_GOAL_
Write out only the lines from the line that holds "Parse this screenshot: output" to the end of the listing below, inclusive, with the pictures omitted.

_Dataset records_
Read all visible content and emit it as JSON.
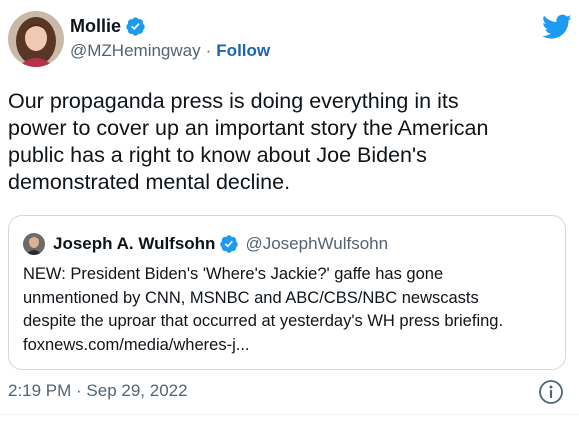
{
  "author": {
    "display_name": "Mollie",
    "handle": "@MZHemingway",
    "separator": "·",
    "follow_label": "Follow",
    "verified": true
  },
  "tweet": {
    "lines": [
      "Our propaganda press is doing everything in its",
      "power to cover up an important story the American",
      "public has a right to know about Joe Biden's",
      "demonstrated mental decline."
    ]
  },
  "quoted_tweet": {
    "display_name": "Joseph A. Wulfsohn",
    "handle": "@JosephWulfsohn",
    "verified": true,
    "lines": [
      "NEW: President Biden's 'Where's Jackie?' gaffe has gone",
      "unmentioned by CNN, MSNBC and ABC/CBS/NBC newscasts",
      "despite the uproar that occurred at yesterday's WH press briefing.",
      "foxnews.com/media/wheres-j..."
    ]
  },
  "footer": {
    "timestamp": "2:19 PM · Sep 29, 2022"
  },
  "colors": {
    "twitter_blue": "#1d9bf0",
    "follow_link": "#1d64b1",
    "secondary_text": "#536471",
    "border": "#cfd9de"
  },
  "icons": {
    "logo": "twitter-bird-icon",
    "verified": "verified-badge-icon",
    "info": "info-icon"
  }
}
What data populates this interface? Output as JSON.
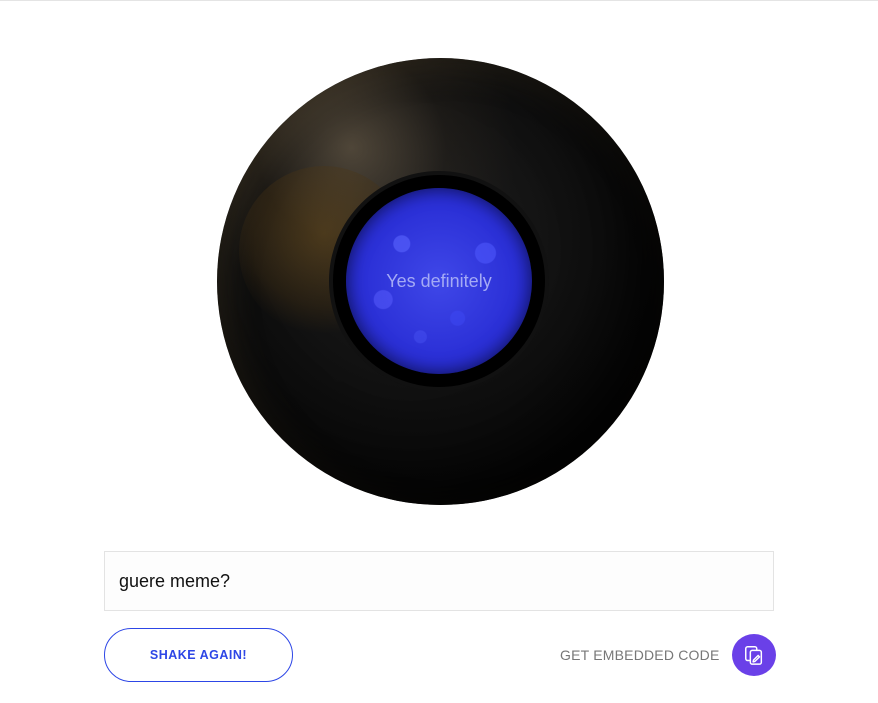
{
  "ball": {
    "answer": "Yes definitely"
  },
  "question": {
    "value": "guere meme?",
    "placeholder": ""
  },
  "actions": {
    "shake_label": "SHAKE AGAIN!",
    "embed_label": "GET EMBEDDED CODE"
  },
  "colors": {
    "accent": "#2d46e6",
    "embed_button": "#6a40e8",
    "liquid": "#2a2fd6"
  },
  "icons": {
    "embed": "copy-edit-icon"
  }
}
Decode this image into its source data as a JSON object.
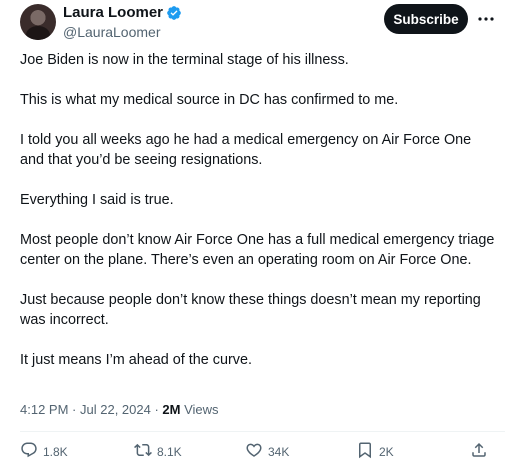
{
  "author": {
    "name": "Laura Loomer",
    "handle": "@LauraLoomer"
  },
  "header": {
    "subscribe_label": "Subscribe"
  },
  "post": {
    "paragraphs": [
      "Joe Biden is now in the terminal stage of his illness.",
      "This is what my medical source in DC has confirmed to me.",
      "I told you all weeks ago he had a medical emergency on Air Force One and that you’d be seeing resignations.",
      "Everything I said is true.",
      "Most people don’t know Air Force One has a full medical emergency triage center on the plane. There’s even an operating room on Air Force One.",
      "Just because people don’t know these things doesn’t mean my reporting was incorrect.",
      "It just means I’m ahead of the curve."
    ],
    "time": "4:12 PM",
    "date": "Jul 22, 2024",
    "views_count": "2M",
    "views_label": "Views"
  },
  "actions": {
    "replies": "1.8K",
    "reposts": "8.1K",
    "likes": "34K",
    "bookmarks": "2K"
  },
  "colors": {
    "verified": "#1d9bf0",
    "text_primary": "#0f1419",
    "text_secondary": "#536471",
    "button_bg": "#0f1419"
  },
  "icons": {
    "verified": "verified-badge-icon",
    "more": "more-horizontal-icon",
    "reply": "reply-icon",
    "repost": "repost-icon",
    "like": "heart-icon",
    "bookmark": "bookmark-icon",
    "share": "share-icon"
  }
}
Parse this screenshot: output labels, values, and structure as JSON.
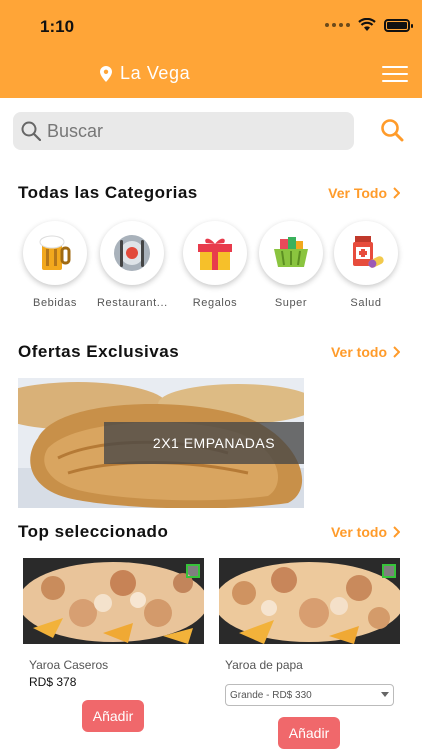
{
  "status_bar": {
    "time": "1:10"
  },
  "header": {
    "location": "La Vega"
  },
  "search": {
    "placeholder": "Buscar"
  },
  "categories_section": {
    "title": "Todas las Categorias",
    "see_all": "Ver Todo",
    "items": [
      {
        "label": "Bebidas",
        "icon": "beer-icon"
      },
      {
        "label": "Restaurant...",
        "icon": "plate-icon"
      },
      {
        "label": "Regalos",
        "icon": "gift-icon"
      },
      {
        "label": "Super",
        "icon": "basket-icon"
      },
      {
        "label": "Salud",
        "icon": "medicine-icon"
      }
    ]
  },
  "offers_section": {
    "title": "Ofertas Exclusivas",
    "see_all": "Ver todo",
    "banner": "2X1 EMPANADAS"
  },
  "top_section": {
    "title": "Top seleccionado",
    "see_all": "Ver todo",
    "products": [
      {
        "name": "Yaroa Caseros",
        "price": "RD$ 378",
        "button": "Añadir"
      },
      {
        "name": "Yaroa de papa",
        "size_option": "Grande - RD$ 330",
        "button": "Añadir"
      }
    ]
  },
  "colors": {
    "accent": "#ffa537",
    "link": "#ff9b2a",
    "add_button": "#f0686b"
  }
}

_REPLY TO THE TASK_
Parse this screenshot: output labels, values, and structure as JSON.
{
  "status_bar": {
    "time": "1:10"
  },
  "header": {
    "location": "La Vega"
  },
  "search": {
    "placeholder": "Buscar"
  },
  "categories_section": {
    "title": "Todas las Categorias",
    "see_all": "Ver Todo",
    "items": [
      {
        "label": "Bebidas",
        "icon": "beer-icon"
      },
      {
        "label": "Restaurant...",
        "icon": "plate-icon"
      },
      {
        "label": "Regalos",
        "icon": "gift-icon"
      },
      {
        "label": "Super",
        "icon": "basket-icon"
      },
      {
        "label": "Salud",
        "icon": "medicine-icon"
      }
    ]
  },
  "offers_section": {
    "title": "Ofertas Exclusivas",
    "see_all": "Ver todo",
    "banner": "2X1 EMPANADAS"
  },
  "top_section": {
    "title": "Top seleccionado",
    "see_all": "Ver todo",
    "products": [
      {
        "name": "Yaroa Caseros",
        "price": "RD$ 378",
        "button": "Añadir"
      },
      {
        "name": "Yaroa de papa",
        "size_option": "Grande - RD$ 330",
        "button": "Añadir"
      }
    ]
  },
  "colors": {
    "accent": "#ffa537",
    "link": "#ff9b2a",
    "add_button": "#f0686b"
  }
}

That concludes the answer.